Copy all entries without alteration and skip the pictures they hold.
◇ ◇ ◇ ◇ ◇ ◇ ◇
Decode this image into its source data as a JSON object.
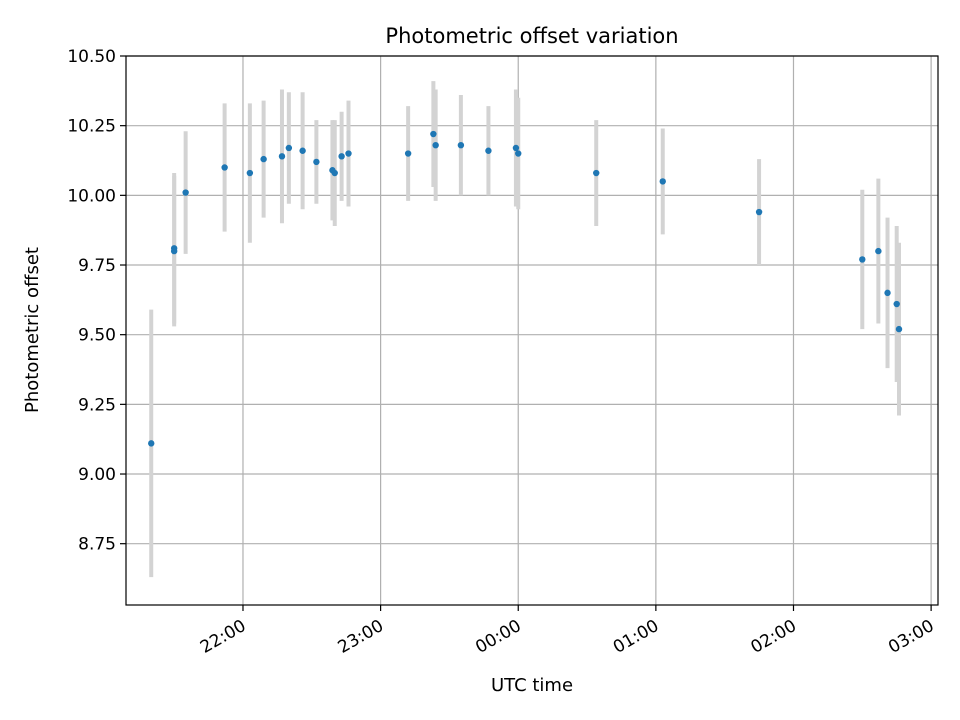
{
  "chart_data": {
    "type": "scatter",
    "title": "Photometric offset variation",
    "xlabel": "UTC time",
    "ylabel": "Photometric offset",
    "grid": true,
    "legend": "none",
    "colors": {
      "points": "#1f77b4",
      "errorbars": "#d3d3d3",
      "grid": "#b0b0b0",
      "axes": "#000000"
    },
    "xaxis": {
      "kind": "time",
      "start_date": "2023-01-01",
      "range": [
        "21:09",
        "03:03"
      ],
      "ticks": [
        "22:00",
        "23:00",
        "00:00",
        "01:00",
        "02:00",
        "03:00"
      ]
    },
    "ylim": [
      8.53,
      10.5
    ],
    "yticks": [
      "8.75",
      "9.00",
      "9.25",
      "9.50",
      "9.75",
      "10.00",
      "10.25",
      "10.50"
    ],
    "series": [
      {
        "points": [
          {
            "x": "21:20",
            "y": 9.11,
            "err": 0.48
          },
          {
            "x": "21:30",
            "y": 9.81,
            "err": 0.27
          },
          {
            "x": "21:30",
            "y": 9.8,
            "err": 0.27
          },
          {
            "x": "21:35",
            "y": 10.01,
            "err": 0.22
          },
          {
            "x": "21:52",
            "y": 10.1,
            "err": 0.23
          },
          {
            "x": "22:03",
            "y": 10.08,
            "err": 0.25
          },
          {
            "x": "22:09",
            "y": 10.13,
            "err": 0.21
          },
          {
            "x": "22:17",
            "y": 10.14,
            "err": 0.24
          },
          {
            "x": "22:20",
            "y": 10.17,
            "err": 0.2
          },
          {
            "x": "22:26",
            "y": 10.16,
            "err": 0.21
          },
          {
            "x": "22:32",
            "y": 10.12,
            "err": 0.15
          },
          {
            "x": "22:39",
            "y": 10.09,
            "err": 0.18
          },
          {
            "x": "22:40",
            "y": 10.08,
            "err": 0.19
          },
          {
            "x": "22:43",
            "y": 10.14,
            "err": 0.16
          },
          {
            "x": "22:46",
            "y": 10.15,
            "err": 0.19
          },
          {
            "x": "23:12",
            "y": 10.15,
            "err": 0.17
          },
          {
            "x": "23:23",
            "y": 10.22,
            "err": 0.19
          },
          {
            "x": "23:24",
            "y": 10.18,
            "err": 0.2
          },
          {
            "x": "23:35",
            "y": 10.18,
            "err": 0.18
          },
          {
            "x": "23:47",
            "y": 10.16,
            "err": 0.16
          },
          {
            "x": "23:59",
            "y": 10.17,
            "err": 0.21
          },
          {
            "x": "00:00",
            "y": 10.15,
            "err": 0.2
          },
          {
            "x": "00:34",
            "y": 10.08,
            "err": 0.19
          },
          {
            "x": "01:03",
            "y": 10.05,
            "err": 0.19
          },
          {
            "x": "01:45",
            "y": 9.94,
            "err": 0.19
          },
          {
            "x": "02:30",
            "y": 9.77,
            "err": 0.25
          },
          {
            "x": "02:37",
            "y": 9.8,
            "err": 0.26
          },
          {
            "x": "02:41",
            "y": 9.65,
            "err": 0.27
          },
          {
            "x": "02:45",
            "y": 9.61,
            "err": 0.28
          },
          {
            "x": "02:46",
            "y": 9.52,
            "err": 0.31
          }
        ]
      }
    ]
  }
}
◇ ◇ ◇ ◇ ◇ ◇ ◇
_EXERCISE RESULT_
Decode this image into its source data as a JSON object.
{
  "chart_data": {
    "type": "scatter",
    "title": "Photometric offset variation",
    "xlabel": "UTC time",
    "ylabel": "Photometric offset",
    "grid": true,
    "legend": "none",
    "colors": {
      "points": "#1f77b4",
      "errorbars": "#d3d3d3",
      "grid": "#b0b0b0",
      "axes": "#000000"
    },
    "xaxis": {
      "kind": "time",
      "start_date": "2023-01-01",
      "range": [
        "21:09",
        "03:03"
      ],
      "ticks": [
        "22:00",
        "23:00",
        "00:00",
        "01:00",
        "02:00",
        "03:00"
      ]
    },
    "ylim": [
      8.53,
      10.5
    ],
    "yticks": [
      "8.75",
      "9.00",
      "9.25",
      "9.50",
      "9.75",
      "10.00",
      "10.25",
      "10.50"
    ],
    "series": [
      {
        "points": [
          {
            "x": "21:20",
            "y": 9.11,
            "err": 0.48
          },
          {
            "x": "21:30",
            "y": 9.81,
            "err": 0.27
          },
          {
            "x": "21:30",
            "y": 9.8,
            "err": 0.27
          },
          {
            "x": "21:35",
            "y": 10.01,
            "err": 0.22
          },
          {
            "x": "21:52",
            "y": 10.1,
            "err": 0.23
          },
          {
            "x": "22:03",
            "y": 10.08,
            "err": 0.25
          },
          {
            "x": "22:09",
            "y": 10.13,
            "err": 0.21
          },
          {
            "x": "22:17",
            "y": 10.14,
            "err": 0.24
          },
          {
            "x": "22:20",
            "y": 10.17,
            "err": 0.2
          },
          {
            "x": "22:26",
            "y": 10.16,
            "err": 0.21
          },
          {
            "x": "22:32",
            "y": 10.12,
            "err": 0.15
          },
          {
            "x": "22:39",
            "y": 10.09,
            "err": 0.18
          },
          {
            "x": "22:40",
            "y": 10.08,
            "err": 0.19
          },
          {
            "x": "22:43",
            "y": 10.14,
            "err": 0.16
          },
          {
            "x": "22:46",
            "y": 10.15,
            "err": 0.19
          },
          {
            "x": "23:12",
            "y": 10.15,
            "err": 0.17
          },
          {
            "x": "23:23",
            "y": 10.22,
            "err": 0.19
          },
          {
            "x": "23:24",
            "y": 10.18,
            "err": 0.2
          },
          {
            "x": "23:35",
            "y": 10.18,
            "err": 0.18
          },
          {
            "x": "23:47",
            "y": 10.16,
            "err": 0.16
          },
          {
            "x": "23:59",
            "y": 10.17,
            "err": 0.21
          },
          {
            "x": "00:00",
            "y": 10.15,
            "err": 0.2
          },
          {
            "x": "00:34",
            "y": 10.08,
            "err": 0.19
          },
          {
            "x": "01:03",
            "y": 10.05,
            "err": 0.19
          },
          {
            "x": "01:45",
            "y": 9.94,
            "err": 0.19
          },
          {
            "x": "02:30",
            "y": 9.77,
            "err": 0.25
          },
          {
            "x": "02:37",
            "y": 9.8,
            "err": 0.26
          },
          {
            "x": "02:41",
            "y": 9.65,
            "err": 0.27
          },
          {
            "x": "02:45",
            "y": 9.61,
            "err": 0.28
          },
          {
            "x": "02:46",
            "y": 9.52,
            "err": 0.31
          }
        ]
      }
    ]
  }
}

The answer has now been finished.